Entries taken from a collection
===============
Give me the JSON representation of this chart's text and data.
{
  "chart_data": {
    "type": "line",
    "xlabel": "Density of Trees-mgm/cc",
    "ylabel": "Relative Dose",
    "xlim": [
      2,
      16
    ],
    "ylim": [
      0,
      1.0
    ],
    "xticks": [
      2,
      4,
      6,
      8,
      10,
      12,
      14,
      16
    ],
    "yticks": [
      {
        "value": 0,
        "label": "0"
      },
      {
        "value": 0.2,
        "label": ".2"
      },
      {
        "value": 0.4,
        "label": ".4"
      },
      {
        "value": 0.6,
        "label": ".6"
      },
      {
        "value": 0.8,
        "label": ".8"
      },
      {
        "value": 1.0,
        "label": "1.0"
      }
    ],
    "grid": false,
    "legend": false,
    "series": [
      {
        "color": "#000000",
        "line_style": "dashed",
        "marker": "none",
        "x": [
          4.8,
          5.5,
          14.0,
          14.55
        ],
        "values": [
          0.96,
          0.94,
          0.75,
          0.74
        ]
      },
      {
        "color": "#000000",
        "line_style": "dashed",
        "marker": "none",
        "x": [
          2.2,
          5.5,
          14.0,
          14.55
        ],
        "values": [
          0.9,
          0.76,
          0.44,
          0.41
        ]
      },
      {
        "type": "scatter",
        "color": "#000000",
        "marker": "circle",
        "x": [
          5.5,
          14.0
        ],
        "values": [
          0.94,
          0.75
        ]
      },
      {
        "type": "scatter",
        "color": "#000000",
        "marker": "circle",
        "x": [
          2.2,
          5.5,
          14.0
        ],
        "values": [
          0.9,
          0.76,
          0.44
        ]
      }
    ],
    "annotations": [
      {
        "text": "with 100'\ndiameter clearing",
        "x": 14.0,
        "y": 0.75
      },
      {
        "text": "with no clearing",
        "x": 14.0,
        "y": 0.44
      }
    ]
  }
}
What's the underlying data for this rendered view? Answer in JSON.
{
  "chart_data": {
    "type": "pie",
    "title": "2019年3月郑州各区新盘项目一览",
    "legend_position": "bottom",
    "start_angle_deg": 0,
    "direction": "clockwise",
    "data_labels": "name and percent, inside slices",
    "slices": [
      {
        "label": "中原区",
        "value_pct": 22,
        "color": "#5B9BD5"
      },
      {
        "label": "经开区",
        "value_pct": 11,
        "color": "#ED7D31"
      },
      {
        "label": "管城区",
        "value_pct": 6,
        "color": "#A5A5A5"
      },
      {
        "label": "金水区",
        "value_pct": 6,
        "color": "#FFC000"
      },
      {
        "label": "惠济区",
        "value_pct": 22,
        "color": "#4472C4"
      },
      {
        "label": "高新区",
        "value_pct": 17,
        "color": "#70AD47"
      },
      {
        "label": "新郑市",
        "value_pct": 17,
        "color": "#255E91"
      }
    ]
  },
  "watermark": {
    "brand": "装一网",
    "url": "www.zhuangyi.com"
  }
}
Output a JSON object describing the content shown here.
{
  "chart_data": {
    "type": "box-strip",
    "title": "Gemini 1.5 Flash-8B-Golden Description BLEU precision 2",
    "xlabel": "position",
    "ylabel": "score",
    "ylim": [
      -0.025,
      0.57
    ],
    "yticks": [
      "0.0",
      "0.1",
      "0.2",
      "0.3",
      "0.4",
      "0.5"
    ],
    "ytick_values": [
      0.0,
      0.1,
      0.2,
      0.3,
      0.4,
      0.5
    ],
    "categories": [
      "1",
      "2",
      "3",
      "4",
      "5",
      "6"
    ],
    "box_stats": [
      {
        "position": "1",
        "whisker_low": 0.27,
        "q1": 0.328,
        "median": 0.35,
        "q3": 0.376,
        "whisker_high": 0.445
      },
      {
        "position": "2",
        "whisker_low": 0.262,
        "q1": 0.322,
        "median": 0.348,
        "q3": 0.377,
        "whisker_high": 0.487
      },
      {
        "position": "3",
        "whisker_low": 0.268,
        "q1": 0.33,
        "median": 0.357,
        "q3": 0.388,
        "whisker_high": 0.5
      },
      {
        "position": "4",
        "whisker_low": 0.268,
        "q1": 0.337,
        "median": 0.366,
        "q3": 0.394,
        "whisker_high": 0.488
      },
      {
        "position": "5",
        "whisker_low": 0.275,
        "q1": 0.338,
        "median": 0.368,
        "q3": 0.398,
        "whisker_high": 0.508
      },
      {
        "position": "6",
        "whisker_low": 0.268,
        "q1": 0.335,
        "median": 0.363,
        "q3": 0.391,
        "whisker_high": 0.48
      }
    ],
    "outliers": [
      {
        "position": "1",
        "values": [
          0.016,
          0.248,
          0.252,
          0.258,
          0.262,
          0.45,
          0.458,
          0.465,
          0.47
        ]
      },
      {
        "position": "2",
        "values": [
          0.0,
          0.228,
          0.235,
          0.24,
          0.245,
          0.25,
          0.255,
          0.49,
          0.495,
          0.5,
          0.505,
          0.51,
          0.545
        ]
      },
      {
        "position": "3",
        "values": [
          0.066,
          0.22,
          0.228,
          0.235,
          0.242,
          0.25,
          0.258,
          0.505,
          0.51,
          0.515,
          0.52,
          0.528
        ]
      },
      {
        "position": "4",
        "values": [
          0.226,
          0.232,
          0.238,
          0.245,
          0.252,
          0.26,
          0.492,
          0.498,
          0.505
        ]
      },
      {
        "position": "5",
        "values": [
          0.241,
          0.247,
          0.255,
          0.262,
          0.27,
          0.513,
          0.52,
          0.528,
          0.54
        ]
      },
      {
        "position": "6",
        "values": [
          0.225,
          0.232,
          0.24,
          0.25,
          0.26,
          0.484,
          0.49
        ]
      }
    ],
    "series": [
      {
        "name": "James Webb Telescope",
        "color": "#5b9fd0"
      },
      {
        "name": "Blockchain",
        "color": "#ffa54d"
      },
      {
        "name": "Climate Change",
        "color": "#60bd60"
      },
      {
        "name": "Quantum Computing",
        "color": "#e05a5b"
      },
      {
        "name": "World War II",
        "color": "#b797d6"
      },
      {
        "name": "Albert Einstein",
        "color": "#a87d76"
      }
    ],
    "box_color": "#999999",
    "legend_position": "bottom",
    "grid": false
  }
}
===============
**Instruction:** Copy the material above verbatim.

**Task solution:**
Give me the JSON representation of this chart's text and data.
{
  "chart_data": {
    "type": "line",
    "xlabel": "Density of Trees-mgm/cc",
    "ylabel": "Relative Dose",
    "xlim": [
      2,
      16
    ],
    "ylim": [
      0,
      1.0
    ],
    "xticks": [
      2,
      4,
      6,
      8,
      10,
      12,
      14,
      16
    ],
    "yticks": [
      {
        "value": 0,
        "label": "0"
      },
      {
        "value": 0.2,
        "label": ".2"
      },
      {
        "value": 0.4,
        "label": ".4"
      },
      {
        "value": 0.6,
        "label": ".6"
      },
      {
        "value": 0.8,
        "label": ".8"
      },
      {
        "value": 1.0,
        "label": "1.0"
      }
    ],
    "grid": false,
    "legend": false,
    "series": [
      {
        "color": "#000000",
        "line_style": "dashed",
        "marker": "none",
        "x": [
          4.8,
          5.5,
          14.0,
          14.55
        ],
        "values": [
          0.96,
          0.94,
          0.75,
          0.74
        ]
      },
      {
        "color": "#000000",
        "line_style": "dashed",
        "marker": "none",
        "x": [
          2.2,
          5.5,
          14.0,
          14.55
        ],
        "values": [
          0.9,
          0.76,
          0.44,
          0.41
        ]
      },
      {
        "type": "scatter",
        "color": "#000000",
        "marker": "circle",
        "x": [
          5.5,
          14.0
        ],
        "values": [
          0.94,
          0.75
        ]
      },
      {
        "type": "scatter",
        "color": "#000000",
        "marker": "circle",
        "x": [
          2.2,
          5.5,
          14.0
        ],
        "values": [
          0.9,
          0.76,
          0.44
        ]
      }
    ],
    "annotations": [
      {
        "text": "with 100'\ndiameter clearing",
        "x": 14.0,
        "y": 0.75
      },
      {
        "text": "with no clearing",
        "x": 14.0,
        "y": 0.44
      }
    ]
  }
}
What's the underlying data for this rendered view? Answer in JSON.
{
  "chart_data": {
    "type": "pie",
    "title": "2019年3月郑州各区新盘项目一览",
    "legend_position": "bottom",
    "start_angle_deg": 0,
    "direction": "clockwise",
    "data_labels": "name and percent, inside slices",
    "slices": [
      {
        "label": "中原区",
        "value_pct": 22,
        "color": "#5B9BD5"
      },
      {
        "label": "经开区",
        "value_pct": 11,
        "color": "#ED7D31"
      },
      {
        "label": "管城区",
        "value_pct": 6,
        "color": "#A5A5A5"
      },
      {
        "label": "金水区",
        "value_pct": 6,
        "color": "#FFC000"
      },
      {
        "label": "惠济区",
        "value_pct": 22,
        "color": "#4472C4"
      },
      {
        "label": "高新区",
        "value_pct": 17,
        "color": "#70AD47"
      },
      {
        "label": "新郑市",
        "value_pct": 17,
        "color": "#255E91"
      }
    ]
  },
  "watermark": {
    "brand": "装一网",
    "url": "www.zhuangyi.com"
  }
}
Output a JSON object describing the content shown here.
{
  "chart_data": {
    "type": "box-strip",
    "title": "Gemini 1.5 Flash-8B-Golden Description BLEU precision 2",
    "xlabel": "position",
    "ylabel": "score",
    "ylim": [
      -0.025,
      0.57
    ],
    "yticks": [
      "0.0",
      "0.1",
      "0.2",
      "0.3",
      "0.4",
      "0.5"
    ],
    "ytick_values": [
      0.0,
      0.1,
      0.2,
      0.3,
      0.4,
      0.5
    ],
    "categories": [
      "1",
      "2",
      "3",
      "4",
      "5",
      "6"
    ],
    "box_stats": [
      {
        "position": "1",
        "whisker_low": 0.27,
        "q1": 0.328,
        "median": 0.35,
        "q3": 0.376,
        "whisker_high": 0.445
      },
      {
        "position": "2",
        "whisker_low": 0.262,
        "q1": 0.322,
        "median": 0.348,
        "q3": 0.377,
        "whisker_high": 0.487
      },
      {
        "position": "3",
        "whisker_low": 0.268,
        "q1": 0.33,
        "median": 0.357,
        "q3": 0.388,
        "whisker_high": 0.5
      },
      {
        "position": "4",
        "whisker_low": 0.268,
        "q1": 0.337,
        "median": 0.366,
        "q3": 0.394,
        "whisker_high": 0.488
      },
      {
        "position": "5",
        "whisker_low": 0.275,
        "q1": 0.338,
        "median": 0.368,
        "q3": 0.398,
        "whisker_high": 0.508
      },
      {
        "position": "6",
        "whisker_low": 0.268,
        "q1": 0.335,
        "median": 0.363,
        "q3": 0.391,
        "whisker_high": 0.48
      }
    ],
    "outliers": [
      {
        "position": "1",
        "values": [
          0.016,
          0.248,
          0.252,
          0.258,
          0.262,
          0.45,
          0.458,
          0.465,
          0.47
        ]
      },
      {
        "position": "2",
        "values": [
          0.0,
          0.228,
          0.235,
          0.24,
          0.245,
          0.25,
          0.255,
          0.49,
          0.495,
          0.5,
          0.505,
          0.51,
          0.545
        ]
      },
      {
        "position": "3",
        "values": [
          0.066,
          0.22,
          0.228,
          0.235,
          0.242,
          0.25,
          0.258,
          0.505,
          0.51,
          0.515,
          0.52,
          0.528
        ]
      },
      {
        "position": "4",
        "values": [
          0.226,
          0.232,
          0.238,
          0.245,
          0.252,
          0.26,
          0.492,
          0.498,
          0.505
        ]
      },
      {
        "position": "5",
        "values": [
          0.241,
          0.247,
          0.255,
          0.262,
          0.27,
          0.513,
          0.52,
          0.528,
          0.54
        ]
      },
      {
        "position": "6",
        "values": [
          0.225,
          0.232,
          0.24,
          0.25,
          0.26,
          0.484,
          0.49
        ]
      }
    ],
    "series": [
      {
        "name": "James Webb Telescope",
        "color": "#5b9fd0"
      },
      {
        "name": "Blockchain",
        "color": "#ffa54d"
      },
      {
        "name": "Climate Change",
        "color": "#60bd60"
      },
      {
        "name": "Quantum Computing",
        "color": "#e05a5b"
      },
      {
        "name": "World War II",
        "color": "#b797d6"
      },
      {
        "name": "Albert Einstein",
        "color": "#a87d76"
      }
    ],
    "box_color": "#999999",
    "legend_position": "bottom",
    "grid": false
  }
}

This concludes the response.